Saved entries:
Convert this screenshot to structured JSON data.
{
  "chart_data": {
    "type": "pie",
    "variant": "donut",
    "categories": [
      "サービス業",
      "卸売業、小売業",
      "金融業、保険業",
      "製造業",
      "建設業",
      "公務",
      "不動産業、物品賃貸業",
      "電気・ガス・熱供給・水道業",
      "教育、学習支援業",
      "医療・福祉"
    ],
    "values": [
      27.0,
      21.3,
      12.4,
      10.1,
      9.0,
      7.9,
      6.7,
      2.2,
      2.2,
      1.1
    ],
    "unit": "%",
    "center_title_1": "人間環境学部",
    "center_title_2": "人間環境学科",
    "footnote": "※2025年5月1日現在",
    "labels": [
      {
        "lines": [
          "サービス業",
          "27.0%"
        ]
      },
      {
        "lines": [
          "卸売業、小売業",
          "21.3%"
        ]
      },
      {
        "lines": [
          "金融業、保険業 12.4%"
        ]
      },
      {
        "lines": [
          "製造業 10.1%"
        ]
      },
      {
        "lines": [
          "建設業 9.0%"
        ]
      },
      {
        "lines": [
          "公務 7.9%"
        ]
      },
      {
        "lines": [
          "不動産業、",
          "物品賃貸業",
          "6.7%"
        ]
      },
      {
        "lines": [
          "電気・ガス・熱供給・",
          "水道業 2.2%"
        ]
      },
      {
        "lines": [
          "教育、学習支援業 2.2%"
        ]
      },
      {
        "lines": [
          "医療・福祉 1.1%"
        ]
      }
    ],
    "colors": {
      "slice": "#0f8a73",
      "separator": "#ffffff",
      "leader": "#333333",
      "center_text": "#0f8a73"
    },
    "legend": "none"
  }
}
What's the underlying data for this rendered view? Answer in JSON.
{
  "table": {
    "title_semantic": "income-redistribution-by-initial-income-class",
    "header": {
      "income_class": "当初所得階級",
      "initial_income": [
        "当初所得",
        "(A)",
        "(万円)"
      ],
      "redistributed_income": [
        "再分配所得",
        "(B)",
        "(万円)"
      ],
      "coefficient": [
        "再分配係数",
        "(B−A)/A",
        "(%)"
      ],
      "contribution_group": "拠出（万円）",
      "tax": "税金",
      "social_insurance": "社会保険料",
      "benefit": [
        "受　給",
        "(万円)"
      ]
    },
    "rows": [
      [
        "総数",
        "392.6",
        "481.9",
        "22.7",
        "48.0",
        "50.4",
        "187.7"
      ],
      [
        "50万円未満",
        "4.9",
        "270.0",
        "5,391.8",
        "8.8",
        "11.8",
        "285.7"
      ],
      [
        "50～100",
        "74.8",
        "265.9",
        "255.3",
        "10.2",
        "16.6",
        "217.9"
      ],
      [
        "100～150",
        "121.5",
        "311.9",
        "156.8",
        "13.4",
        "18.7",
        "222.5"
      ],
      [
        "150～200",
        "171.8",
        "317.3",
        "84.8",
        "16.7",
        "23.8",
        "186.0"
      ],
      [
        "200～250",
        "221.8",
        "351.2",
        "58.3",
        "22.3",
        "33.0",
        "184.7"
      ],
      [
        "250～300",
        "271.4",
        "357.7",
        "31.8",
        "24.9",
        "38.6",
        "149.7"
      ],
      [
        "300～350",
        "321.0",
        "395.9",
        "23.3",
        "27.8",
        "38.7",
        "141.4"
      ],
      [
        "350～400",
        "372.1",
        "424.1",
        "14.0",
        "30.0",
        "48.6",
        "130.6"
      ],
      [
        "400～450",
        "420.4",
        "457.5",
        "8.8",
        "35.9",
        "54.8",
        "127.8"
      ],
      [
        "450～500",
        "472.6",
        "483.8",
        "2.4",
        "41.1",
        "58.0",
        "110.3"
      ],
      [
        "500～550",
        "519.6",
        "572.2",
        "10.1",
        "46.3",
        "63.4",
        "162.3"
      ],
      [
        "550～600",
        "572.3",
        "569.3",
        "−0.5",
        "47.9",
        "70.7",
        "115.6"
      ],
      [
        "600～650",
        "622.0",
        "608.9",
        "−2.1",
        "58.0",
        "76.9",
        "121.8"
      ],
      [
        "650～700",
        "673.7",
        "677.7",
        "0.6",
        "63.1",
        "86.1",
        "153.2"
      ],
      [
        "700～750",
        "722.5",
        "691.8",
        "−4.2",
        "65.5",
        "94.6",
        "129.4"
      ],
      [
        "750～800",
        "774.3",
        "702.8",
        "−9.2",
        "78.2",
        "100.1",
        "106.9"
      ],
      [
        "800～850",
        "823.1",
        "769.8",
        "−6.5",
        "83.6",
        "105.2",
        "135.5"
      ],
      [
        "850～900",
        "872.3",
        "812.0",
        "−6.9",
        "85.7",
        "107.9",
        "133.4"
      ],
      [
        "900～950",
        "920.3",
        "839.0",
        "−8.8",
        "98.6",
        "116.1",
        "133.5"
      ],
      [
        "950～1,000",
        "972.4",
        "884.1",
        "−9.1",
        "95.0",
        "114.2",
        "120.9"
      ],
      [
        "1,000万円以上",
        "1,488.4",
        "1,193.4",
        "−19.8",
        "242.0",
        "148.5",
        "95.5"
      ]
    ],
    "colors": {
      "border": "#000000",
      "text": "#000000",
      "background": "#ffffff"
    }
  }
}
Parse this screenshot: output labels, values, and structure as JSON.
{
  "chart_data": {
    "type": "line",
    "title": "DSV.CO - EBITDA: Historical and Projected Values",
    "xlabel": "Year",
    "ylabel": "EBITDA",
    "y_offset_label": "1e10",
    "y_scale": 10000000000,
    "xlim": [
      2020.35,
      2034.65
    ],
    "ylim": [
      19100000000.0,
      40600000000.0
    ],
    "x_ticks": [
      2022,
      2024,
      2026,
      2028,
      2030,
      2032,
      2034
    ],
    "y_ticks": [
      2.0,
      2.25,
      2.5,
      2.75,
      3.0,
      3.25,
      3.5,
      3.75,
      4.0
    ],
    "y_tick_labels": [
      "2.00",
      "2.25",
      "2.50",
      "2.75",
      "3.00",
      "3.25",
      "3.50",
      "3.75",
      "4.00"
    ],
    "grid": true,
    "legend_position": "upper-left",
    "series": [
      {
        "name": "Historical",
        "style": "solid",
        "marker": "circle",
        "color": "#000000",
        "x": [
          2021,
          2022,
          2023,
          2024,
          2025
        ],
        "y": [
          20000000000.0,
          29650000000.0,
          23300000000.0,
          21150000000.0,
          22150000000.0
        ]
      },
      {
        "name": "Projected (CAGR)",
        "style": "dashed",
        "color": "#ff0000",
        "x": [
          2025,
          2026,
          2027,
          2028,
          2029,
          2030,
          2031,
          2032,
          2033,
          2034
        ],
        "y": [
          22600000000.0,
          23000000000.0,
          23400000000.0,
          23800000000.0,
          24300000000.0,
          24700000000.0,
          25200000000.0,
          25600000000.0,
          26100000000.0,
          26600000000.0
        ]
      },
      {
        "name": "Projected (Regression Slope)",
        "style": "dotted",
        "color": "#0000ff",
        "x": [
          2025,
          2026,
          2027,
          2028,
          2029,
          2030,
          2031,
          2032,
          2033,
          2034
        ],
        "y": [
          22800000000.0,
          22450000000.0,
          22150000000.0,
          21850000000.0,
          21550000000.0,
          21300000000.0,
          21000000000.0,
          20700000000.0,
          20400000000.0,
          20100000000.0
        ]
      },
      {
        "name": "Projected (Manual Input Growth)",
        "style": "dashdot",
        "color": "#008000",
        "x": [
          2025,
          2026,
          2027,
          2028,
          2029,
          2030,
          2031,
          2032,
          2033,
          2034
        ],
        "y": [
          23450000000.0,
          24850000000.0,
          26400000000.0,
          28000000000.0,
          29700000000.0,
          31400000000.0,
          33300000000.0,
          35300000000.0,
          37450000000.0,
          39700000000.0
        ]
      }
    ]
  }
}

---

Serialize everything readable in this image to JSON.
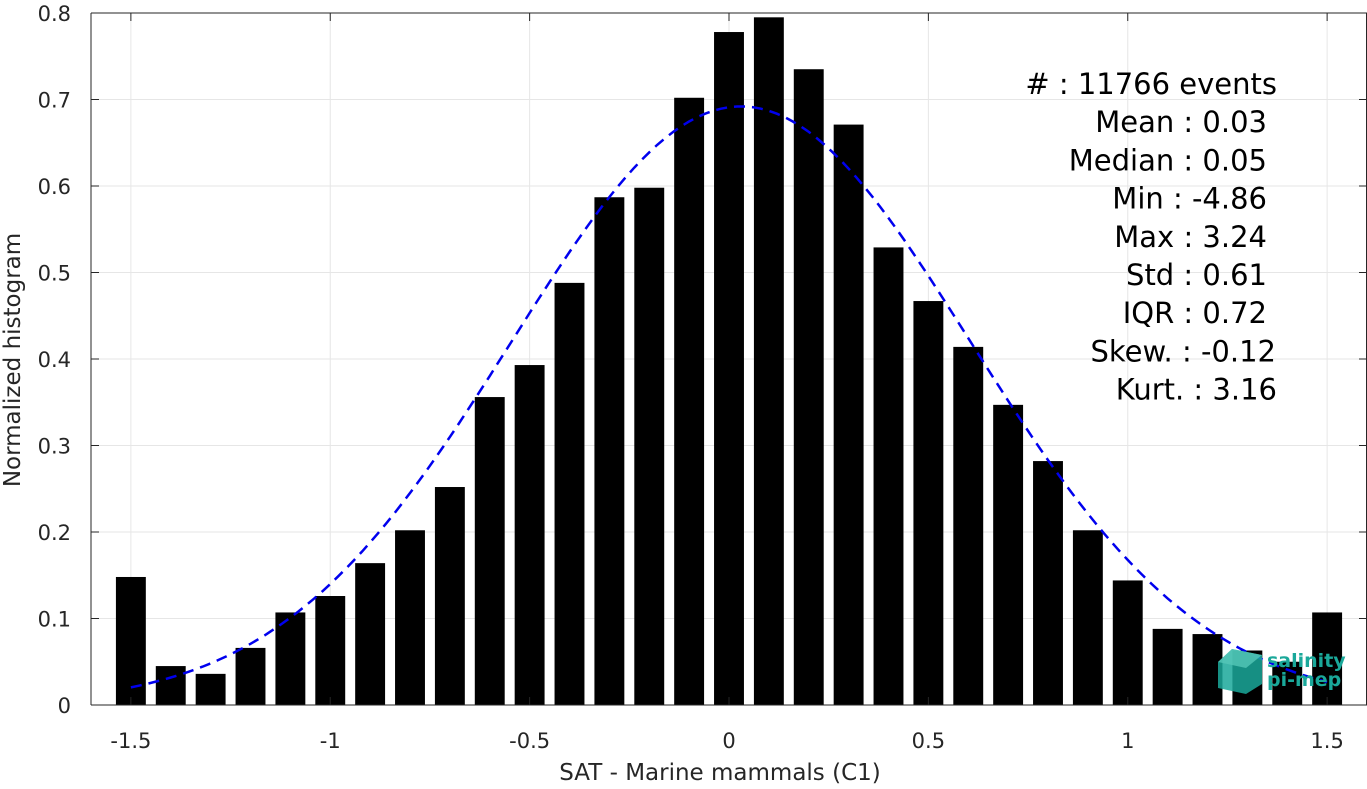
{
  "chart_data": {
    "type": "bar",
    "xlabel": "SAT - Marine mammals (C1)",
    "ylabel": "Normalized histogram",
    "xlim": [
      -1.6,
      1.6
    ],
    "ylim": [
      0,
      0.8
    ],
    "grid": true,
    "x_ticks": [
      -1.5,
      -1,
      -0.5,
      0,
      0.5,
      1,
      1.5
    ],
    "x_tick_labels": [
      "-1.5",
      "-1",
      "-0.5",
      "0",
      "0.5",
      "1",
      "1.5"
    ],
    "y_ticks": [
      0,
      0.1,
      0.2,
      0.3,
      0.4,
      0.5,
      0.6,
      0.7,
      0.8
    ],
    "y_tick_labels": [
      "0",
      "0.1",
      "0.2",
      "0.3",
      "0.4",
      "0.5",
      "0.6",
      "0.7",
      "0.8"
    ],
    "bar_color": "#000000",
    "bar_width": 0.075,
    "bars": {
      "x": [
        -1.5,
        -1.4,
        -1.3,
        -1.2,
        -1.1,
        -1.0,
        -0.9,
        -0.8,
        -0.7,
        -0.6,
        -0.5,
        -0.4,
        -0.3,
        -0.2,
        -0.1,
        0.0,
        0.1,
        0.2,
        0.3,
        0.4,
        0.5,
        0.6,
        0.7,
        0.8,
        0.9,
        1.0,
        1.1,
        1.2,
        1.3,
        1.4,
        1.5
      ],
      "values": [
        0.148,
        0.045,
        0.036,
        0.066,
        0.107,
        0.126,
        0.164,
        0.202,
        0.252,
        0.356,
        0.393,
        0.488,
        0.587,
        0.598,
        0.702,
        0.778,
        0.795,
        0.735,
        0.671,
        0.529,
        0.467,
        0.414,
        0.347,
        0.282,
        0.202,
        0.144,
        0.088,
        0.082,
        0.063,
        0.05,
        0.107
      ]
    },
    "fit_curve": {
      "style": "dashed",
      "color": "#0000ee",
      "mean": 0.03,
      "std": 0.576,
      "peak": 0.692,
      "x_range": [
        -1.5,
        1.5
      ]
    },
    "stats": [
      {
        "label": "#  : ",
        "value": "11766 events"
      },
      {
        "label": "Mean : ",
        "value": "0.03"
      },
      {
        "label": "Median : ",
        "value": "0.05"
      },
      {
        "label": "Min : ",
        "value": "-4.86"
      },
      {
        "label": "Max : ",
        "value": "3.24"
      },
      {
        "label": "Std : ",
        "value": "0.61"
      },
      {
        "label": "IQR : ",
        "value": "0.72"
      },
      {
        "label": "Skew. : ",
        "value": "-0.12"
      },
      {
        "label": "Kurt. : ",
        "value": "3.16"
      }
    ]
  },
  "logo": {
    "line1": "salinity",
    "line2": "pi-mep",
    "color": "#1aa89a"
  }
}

...

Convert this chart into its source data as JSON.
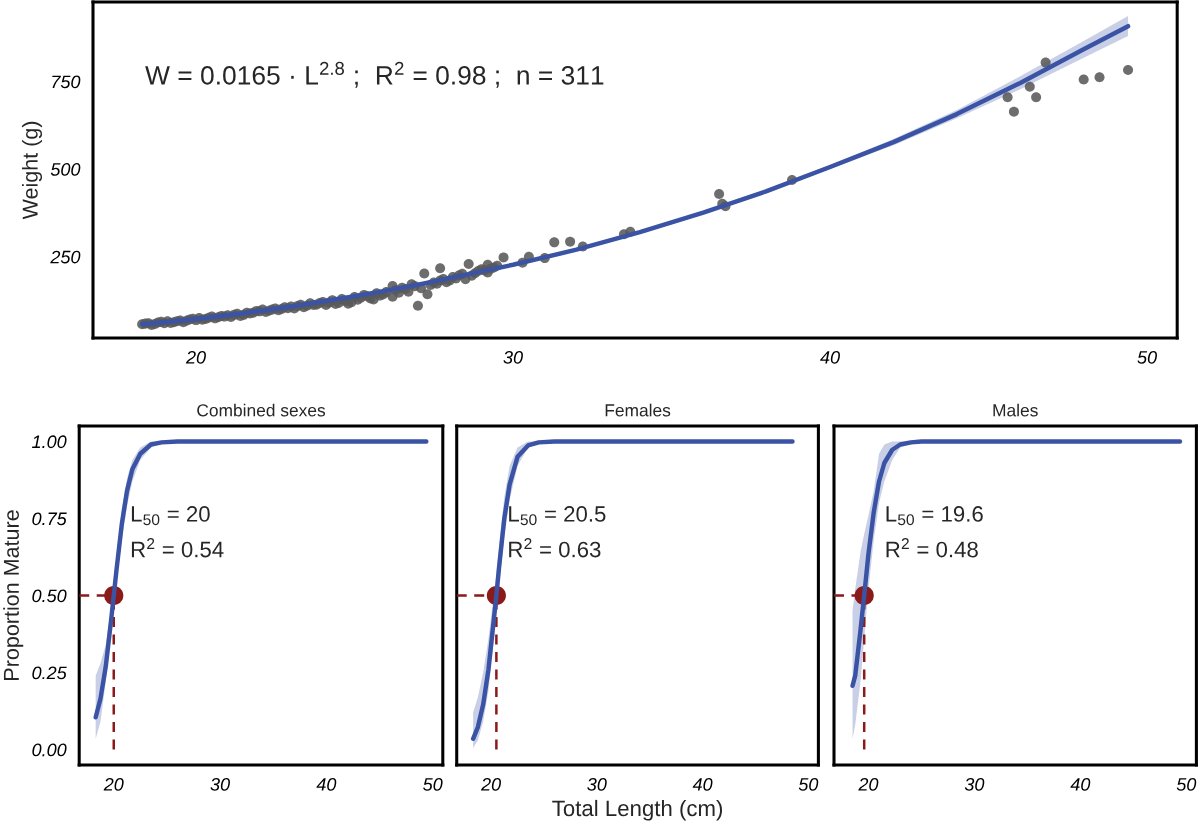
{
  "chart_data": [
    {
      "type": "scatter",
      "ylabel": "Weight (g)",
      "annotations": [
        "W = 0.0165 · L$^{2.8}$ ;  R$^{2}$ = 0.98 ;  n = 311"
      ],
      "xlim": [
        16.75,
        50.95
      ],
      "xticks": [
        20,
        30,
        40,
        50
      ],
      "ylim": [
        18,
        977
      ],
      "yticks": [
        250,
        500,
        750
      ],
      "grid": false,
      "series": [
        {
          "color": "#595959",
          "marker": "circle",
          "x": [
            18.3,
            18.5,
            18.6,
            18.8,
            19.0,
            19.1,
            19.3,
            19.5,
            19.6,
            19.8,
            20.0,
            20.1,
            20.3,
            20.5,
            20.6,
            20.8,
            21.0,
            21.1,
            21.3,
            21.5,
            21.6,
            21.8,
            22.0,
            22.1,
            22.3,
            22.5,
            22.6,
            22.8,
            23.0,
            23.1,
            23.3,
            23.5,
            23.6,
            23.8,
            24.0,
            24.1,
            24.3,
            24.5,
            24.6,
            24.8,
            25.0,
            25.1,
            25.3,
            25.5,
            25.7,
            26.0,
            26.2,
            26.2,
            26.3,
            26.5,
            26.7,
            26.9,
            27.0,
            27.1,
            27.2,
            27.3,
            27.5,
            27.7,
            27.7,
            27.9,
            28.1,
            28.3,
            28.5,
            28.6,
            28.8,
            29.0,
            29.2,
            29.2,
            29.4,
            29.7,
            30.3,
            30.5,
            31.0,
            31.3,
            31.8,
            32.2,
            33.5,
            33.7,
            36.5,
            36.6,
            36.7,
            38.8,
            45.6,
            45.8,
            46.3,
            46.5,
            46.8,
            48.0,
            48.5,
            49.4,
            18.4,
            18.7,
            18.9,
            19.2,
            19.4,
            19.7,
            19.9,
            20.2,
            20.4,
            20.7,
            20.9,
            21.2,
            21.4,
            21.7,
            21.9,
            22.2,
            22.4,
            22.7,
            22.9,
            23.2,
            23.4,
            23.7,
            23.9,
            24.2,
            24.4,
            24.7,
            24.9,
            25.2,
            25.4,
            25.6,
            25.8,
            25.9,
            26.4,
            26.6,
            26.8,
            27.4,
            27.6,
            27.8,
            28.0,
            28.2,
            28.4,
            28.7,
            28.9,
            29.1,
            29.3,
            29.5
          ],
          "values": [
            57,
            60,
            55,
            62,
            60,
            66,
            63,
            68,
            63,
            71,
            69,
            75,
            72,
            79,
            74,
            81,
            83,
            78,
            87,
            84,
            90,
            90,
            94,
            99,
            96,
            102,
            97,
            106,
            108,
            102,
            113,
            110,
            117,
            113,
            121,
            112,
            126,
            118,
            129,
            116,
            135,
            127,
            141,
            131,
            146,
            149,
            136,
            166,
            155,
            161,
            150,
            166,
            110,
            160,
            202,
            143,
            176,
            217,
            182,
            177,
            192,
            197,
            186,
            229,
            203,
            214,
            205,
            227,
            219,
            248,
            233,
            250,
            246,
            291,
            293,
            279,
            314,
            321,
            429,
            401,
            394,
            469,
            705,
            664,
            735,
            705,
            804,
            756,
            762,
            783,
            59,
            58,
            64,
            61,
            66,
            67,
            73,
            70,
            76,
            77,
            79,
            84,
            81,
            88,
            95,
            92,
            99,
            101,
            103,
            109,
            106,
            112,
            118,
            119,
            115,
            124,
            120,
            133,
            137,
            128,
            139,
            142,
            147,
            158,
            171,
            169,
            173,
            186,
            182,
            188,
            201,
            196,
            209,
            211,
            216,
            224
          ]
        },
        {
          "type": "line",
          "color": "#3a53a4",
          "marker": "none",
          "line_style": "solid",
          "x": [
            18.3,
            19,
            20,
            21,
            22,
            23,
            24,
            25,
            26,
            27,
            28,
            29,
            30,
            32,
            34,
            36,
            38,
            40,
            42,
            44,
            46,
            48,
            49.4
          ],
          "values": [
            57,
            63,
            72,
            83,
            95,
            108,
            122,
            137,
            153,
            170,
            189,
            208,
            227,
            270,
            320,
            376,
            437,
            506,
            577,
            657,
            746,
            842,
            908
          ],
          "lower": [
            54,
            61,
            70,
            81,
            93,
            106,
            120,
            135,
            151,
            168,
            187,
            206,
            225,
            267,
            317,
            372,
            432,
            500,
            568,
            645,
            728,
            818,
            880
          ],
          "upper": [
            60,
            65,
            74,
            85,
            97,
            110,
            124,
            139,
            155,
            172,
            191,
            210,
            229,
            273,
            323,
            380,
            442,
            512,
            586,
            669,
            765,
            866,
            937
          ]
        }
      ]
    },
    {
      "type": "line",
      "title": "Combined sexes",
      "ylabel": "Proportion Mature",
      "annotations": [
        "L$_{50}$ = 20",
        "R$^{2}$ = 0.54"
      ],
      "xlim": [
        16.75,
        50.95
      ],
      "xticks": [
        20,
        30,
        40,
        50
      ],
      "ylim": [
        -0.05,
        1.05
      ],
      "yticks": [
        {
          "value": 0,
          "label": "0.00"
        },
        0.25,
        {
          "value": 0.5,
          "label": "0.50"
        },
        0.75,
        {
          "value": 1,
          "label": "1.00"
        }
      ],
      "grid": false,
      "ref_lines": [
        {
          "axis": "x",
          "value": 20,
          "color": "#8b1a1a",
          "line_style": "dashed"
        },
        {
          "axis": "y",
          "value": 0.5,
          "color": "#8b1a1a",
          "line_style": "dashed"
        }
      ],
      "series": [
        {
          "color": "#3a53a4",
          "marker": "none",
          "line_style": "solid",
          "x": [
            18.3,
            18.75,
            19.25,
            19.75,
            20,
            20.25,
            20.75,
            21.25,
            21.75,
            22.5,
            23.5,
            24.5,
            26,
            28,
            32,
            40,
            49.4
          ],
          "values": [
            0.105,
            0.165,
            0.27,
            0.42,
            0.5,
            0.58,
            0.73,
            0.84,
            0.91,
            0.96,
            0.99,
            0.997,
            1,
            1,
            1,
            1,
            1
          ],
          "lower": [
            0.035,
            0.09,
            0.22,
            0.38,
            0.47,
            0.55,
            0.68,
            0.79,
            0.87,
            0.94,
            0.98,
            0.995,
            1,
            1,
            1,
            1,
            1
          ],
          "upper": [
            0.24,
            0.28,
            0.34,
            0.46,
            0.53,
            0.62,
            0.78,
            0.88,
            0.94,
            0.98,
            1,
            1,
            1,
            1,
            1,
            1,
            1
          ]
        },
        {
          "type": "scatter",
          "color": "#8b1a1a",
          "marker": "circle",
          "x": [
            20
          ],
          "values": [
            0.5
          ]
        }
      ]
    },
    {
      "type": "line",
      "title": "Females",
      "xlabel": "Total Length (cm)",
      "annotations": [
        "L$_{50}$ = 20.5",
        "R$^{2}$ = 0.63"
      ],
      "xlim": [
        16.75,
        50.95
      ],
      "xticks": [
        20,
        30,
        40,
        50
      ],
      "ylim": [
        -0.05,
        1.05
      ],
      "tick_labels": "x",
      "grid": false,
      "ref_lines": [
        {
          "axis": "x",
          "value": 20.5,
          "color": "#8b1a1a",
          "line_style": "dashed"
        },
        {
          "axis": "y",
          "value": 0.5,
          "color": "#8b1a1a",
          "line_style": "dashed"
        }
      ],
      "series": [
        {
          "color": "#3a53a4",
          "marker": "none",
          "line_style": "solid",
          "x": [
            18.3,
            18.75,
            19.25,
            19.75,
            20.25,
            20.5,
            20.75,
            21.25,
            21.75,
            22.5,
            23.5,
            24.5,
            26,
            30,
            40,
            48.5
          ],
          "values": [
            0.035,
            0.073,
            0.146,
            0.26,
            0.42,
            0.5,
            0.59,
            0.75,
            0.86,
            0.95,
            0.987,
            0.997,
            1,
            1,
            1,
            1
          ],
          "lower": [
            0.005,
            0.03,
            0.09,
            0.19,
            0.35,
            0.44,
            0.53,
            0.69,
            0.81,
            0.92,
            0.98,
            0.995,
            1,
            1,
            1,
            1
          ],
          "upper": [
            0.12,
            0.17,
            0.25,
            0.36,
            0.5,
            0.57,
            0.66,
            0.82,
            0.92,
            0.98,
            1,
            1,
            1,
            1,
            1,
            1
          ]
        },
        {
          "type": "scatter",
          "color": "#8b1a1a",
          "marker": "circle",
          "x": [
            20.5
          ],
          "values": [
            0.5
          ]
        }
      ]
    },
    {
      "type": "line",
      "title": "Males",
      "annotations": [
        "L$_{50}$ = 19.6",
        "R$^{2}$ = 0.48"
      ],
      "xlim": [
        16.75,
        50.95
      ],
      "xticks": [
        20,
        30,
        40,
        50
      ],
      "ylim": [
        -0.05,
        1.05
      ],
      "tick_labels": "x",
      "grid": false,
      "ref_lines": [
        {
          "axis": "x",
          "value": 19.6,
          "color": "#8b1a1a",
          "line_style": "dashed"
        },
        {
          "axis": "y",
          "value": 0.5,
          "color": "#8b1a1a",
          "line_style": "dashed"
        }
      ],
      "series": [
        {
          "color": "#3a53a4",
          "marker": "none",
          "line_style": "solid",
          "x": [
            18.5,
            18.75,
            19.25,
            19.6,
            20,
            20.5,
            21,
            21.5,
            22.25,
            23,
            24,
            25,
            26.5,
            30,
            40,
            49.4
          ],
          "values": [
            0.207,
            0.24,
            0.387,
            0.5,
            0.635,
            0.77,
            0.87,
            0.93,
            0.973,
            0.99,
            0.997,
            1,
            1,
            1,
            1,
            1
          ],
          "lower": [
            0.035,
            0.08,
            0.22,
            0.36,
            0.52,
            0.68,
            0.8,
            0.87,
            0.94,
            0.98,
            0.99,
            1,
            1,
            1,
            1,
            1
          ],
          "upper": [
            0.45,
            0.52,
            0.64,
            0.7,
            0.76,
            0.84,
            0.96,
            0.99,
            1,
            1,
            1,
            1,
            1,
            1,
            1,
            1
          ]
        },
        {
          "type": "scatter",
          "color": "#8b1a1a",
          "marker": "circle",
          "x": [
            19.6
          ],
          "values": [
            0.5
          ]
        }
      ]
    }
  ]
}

● **Direction**
Show every line from the listing above in which the string "screenshot" appears.

● **Correct response**
Convert this screenshot to structured JSON data.
Parse this screenshot: output labels, values, and structure as JSON.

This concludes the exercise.